== What the exercise asks ==
Take from the listing each line that has the string "Vorlesungszeit".

Collected data:
++++++
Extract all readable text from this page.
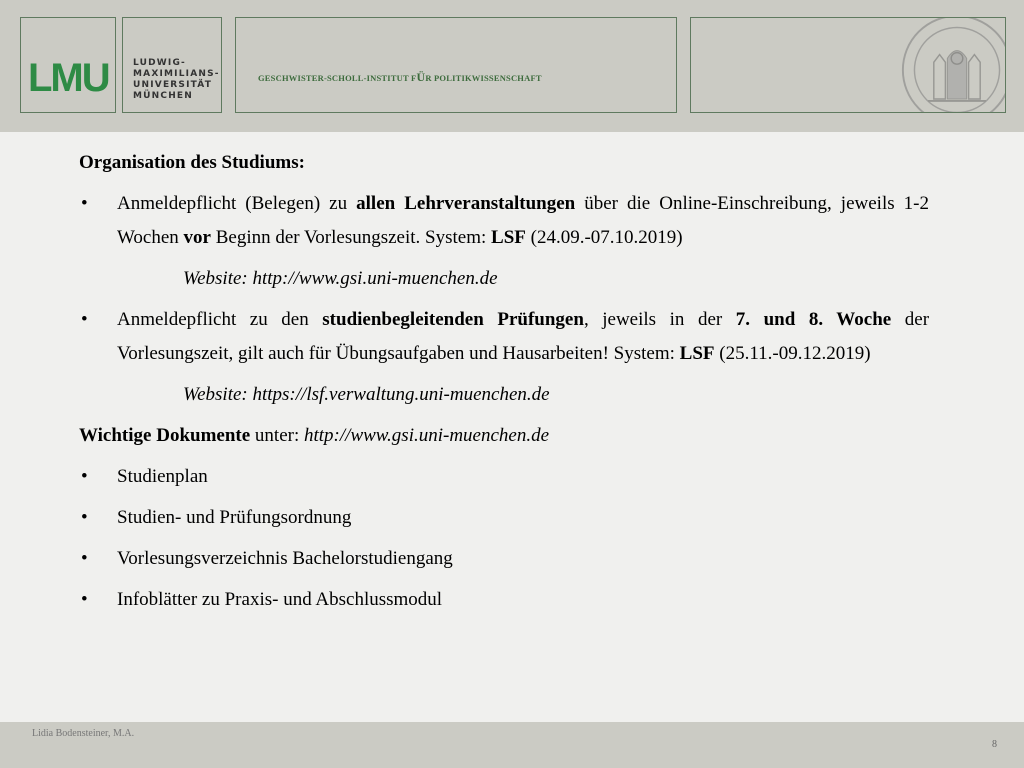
LMU	LUDWIG-
MAXIMILIANS-
UNIVERSITÄT
MÜNCHEN
GESCHWISTER-SCHOLL-INSTITUT FÜR POLITIKWISSENSCHAFT
Organisation des Studiums:
• Anmeldepflicht (Belegen) zu allen Lehrveranstaltungen über die Online-Einschreibung, jeweils 1-2
Wochen vor Beginn der Vorlesungszeit. System: LSF (24.09.-07.10.2019)
Website: http://www.gsi.uni-muenchen.de
• Anmeldepflicht zu den studienbegleitenden Prüfungen, jeweils in der 7. und 8. Woche der
Vorlesungszeit, gilt auch für Übungsaufgaben und Hausarbeiten! System: LSF (25.11.-09.12.2019)
Website: https://lsf.verwaltung.uni-muenchen.de
Wichtige Dokumente unter: http://www.gsi.uni-muenchen.de
• Studienplan
• Studien- und Prüfungsordnung
• Vorlesungsverzeichnis Bachelorstudiengang
• Infoblätter zu Praxis- und Abschlussmodul
Lidia Bodensteiner, M.A.
8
++++++
== Answer to this problem ==
Wochen vor Beginn der Vorlesungszeit. System: LSF (24.09.-07.10.2019)
Vorlesungszeit, gilt auch für Übungsaufgaben und Hausarbeiten! System: LSF (25.11.-09.12.2019)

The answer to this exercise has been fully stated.